Written instruction: Examine the records and identify each line that includes the string "ylabel". Copy those lines.

Data records:

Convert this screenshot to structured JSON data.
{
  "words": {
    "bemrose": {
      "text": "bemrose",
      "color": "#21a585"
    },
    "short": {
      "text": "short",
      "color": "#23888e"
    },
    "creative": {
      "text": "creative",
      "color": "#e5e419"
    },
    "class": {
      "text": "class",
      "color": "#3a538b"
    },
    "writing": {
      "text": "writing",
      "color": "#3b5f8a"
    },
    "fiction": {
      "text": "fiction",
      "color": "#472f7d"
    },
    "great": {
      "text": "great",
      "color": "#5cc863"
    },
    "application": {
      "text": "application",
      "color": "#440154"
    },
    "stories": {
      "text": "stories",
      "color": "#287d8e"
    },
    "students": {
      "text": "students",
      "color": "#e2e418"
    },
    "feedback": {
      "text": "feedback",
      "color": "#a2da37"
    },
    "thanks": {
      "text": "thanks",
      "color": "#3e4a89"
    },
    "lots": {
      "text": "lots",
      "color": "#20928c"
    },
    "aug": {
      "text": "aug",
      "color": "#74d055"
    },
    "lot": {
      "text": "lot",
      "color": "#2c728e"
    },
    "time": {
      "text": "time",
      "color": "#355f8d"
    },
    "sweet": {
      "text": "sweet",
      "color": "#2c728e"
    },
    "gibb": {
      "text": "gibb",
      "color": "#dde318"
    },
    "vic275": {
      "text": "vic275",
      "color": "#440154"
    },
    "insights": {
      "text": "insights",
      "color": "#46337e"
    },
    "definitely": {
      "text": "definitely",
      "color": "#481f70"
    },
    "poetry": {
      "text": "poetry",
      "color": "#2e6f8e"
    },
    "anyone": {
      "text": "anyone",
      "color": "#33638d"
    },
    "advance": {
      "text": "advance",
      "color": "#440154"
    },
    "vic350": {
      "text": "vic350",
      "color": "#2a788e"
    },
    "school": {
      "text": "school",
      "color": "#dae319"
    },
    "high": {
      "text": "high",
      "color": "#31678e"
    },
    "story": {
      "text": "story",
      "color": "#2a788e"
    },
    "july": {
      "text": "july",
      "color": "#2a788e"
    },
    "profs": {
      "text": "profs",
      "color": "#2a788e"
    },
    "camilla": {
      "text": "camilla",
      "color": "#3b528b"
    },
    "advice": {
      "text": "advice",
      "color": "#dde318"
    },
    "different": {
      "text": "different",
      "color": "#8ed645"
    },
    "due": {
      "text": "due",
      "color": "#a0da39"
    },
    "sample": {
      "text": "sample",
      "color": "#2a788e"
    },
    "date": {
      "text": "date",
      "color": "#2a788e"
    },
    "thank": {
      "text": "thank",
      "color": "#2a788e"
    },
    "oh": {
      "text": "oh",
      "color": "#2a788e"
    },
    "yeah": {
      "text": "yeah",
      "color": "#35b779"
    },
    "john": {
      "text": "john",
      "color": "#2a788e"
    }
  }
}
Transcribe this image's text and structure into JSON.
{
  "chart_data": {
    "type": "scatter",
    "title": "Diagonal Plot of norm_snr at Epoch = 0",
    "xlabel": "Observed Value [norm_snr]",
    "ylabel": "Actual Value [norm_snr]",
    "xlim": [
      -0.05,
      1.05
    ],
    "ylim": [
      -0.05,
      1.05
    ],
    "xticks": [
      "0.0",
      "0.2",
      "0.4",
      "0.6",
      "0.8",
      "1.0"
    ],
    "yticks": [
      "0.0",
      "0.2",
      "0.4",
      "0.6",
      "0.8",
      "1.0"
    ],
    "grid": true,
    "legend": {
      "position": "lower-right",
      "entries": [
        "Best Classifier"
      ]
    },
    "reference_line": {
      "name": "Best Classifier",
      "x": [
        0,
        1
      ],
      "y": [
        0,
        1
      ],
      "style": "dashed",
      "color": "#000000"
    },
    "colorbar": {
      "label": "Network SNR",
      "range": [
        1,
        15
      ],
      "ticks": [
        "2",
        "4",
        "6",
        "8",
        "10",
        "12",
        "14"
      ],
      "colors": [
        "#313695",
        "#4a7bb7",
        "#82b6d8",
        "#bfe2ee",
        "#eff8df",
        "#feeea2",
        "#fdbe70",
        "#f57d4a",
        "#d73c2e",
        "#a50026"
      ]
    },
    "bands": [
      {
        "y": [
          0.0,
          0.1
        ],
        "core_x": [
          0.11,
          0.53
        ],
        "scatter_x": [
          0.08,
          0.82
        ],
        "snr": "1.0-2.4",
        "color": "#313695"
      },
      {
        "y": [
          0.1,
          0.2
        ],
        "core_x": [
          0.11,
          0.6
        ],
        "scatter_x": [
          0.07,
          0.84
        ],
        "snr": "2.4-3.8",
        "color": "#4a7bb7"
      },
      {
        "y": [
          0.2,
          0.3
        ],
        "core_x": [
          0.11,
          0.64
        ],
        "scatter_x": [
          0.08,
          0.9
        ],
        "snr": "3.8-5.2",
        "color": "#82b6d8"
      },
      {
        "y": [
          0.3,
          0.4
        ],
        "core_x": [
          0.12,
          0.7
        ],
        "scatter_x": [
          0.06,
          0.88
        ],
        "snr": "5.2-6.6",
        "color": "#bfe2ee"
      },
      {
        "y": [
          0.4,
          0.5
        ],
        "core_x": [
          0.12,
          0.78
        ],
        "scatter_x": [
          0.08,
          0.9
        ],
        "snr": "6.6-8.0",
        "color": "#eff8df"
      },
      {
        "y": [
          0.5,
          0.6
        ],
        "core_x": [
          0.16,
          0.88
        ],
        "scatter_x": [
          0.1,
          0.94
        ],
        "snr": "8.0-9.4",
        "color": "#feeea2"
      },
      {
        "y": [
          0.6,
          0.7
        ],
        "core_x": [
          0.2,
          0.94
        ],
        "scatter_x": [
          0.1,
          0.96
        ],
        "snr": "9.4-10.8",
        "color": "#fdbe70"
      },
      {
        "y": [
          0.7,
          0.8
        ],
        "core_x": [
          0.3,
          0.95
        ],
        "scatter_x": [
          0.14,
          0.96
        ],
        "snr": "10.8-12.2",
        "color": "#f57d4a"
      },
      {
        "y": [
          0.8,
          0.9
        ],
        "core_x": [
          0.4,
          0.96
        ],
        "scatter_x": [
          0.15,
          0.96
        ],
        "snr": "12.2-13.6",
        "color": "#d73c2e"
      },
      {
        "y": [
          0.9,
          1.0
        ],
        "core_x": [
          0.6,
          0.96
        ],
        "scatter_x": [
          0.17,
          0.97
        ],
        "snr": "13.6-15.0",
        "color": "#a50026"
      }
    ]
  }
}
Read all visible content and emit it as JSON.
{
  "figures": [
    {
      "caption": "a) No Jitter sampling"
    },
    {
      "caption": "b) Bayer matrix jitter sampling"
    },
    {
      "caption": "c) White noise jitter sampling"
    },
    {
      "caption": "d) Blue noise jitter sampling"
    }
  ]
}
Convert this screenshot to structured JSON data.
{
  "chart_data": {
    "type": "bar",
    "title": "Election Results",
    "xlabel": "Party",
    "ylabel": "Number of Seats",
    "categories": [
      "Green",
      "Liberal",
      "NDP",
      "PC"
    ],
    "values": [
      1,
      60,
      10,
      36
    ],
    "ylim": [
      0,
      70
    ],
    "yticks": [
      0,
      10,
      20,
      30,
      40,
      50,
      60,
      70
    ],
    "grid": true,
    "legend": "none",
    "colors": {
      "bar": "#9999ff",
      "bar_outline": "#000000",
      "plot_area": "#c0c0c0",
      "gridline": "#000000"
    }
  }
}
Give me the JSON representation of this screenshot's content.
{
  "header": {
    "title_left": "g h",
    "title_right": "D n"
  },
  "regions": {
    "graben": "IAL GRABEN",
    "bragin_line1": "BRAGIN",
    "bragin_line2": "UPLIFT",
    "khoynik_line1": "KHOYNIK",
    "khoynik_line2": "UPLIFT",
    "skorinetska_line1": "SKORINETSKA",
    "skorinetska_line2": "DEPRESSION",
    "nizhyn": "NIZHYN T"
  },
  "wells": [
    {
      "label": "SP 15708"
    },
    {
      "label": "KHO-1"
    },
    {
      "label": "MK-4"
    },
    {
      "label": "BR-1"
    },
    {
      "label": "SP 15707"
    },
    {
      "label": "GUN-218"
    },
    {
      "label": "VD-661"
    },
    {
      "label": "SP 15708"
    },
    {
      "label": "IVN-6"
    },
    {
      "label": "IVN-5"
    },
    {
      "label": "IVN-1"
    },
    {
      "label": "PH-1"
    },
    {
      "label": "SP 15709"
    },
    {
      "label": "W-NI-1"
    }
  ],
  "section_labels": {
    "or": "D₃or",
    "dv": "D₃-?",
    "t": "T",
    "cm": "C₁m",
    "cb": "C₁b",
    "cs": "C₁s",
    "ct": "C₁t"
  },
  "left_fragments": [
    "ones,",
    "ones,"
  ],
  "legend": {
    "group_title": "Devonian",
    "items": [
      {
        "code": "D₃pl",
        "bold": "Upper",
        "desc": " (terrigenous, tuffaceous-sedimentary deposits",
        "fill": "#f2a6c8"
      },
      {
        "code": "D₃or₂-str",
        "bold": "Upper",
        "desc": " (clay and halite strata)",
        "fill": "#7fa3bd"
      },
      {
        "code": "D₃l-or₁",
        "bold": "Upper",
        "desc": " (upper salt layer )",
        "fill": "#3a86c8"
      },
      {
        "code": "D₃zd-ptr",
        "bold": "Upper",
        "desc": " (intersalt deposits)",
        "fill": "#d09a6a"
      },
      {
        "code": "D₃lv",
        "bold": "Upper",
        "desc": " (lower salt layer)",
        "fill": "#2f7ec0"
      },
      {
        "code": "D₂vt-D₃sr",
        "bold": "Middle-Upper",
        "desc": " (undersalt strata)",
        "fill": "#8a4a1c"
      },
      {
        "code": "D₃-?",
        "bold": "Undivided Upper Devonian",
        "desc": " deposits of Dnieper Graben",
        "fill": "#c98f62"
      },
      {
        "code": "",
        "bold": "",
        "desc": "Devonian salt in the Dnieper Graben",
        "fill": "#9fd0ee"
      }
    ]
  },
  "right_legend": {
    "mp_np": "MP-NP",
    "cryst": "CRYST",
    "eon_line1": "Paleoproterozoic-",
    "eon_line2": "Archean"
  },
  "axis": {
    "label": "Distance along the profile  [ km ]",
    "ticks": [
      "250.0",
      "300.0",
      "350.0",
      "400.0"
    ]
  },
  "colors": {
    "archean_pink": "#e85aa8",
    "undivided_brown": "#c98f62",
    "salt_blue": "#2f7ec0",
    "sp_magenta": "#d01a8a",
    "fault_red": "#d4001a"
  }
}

Result of this exercise:
    "ylabel": "Actual Value [norm_snr]",
    "ylabel": "Number of Seats",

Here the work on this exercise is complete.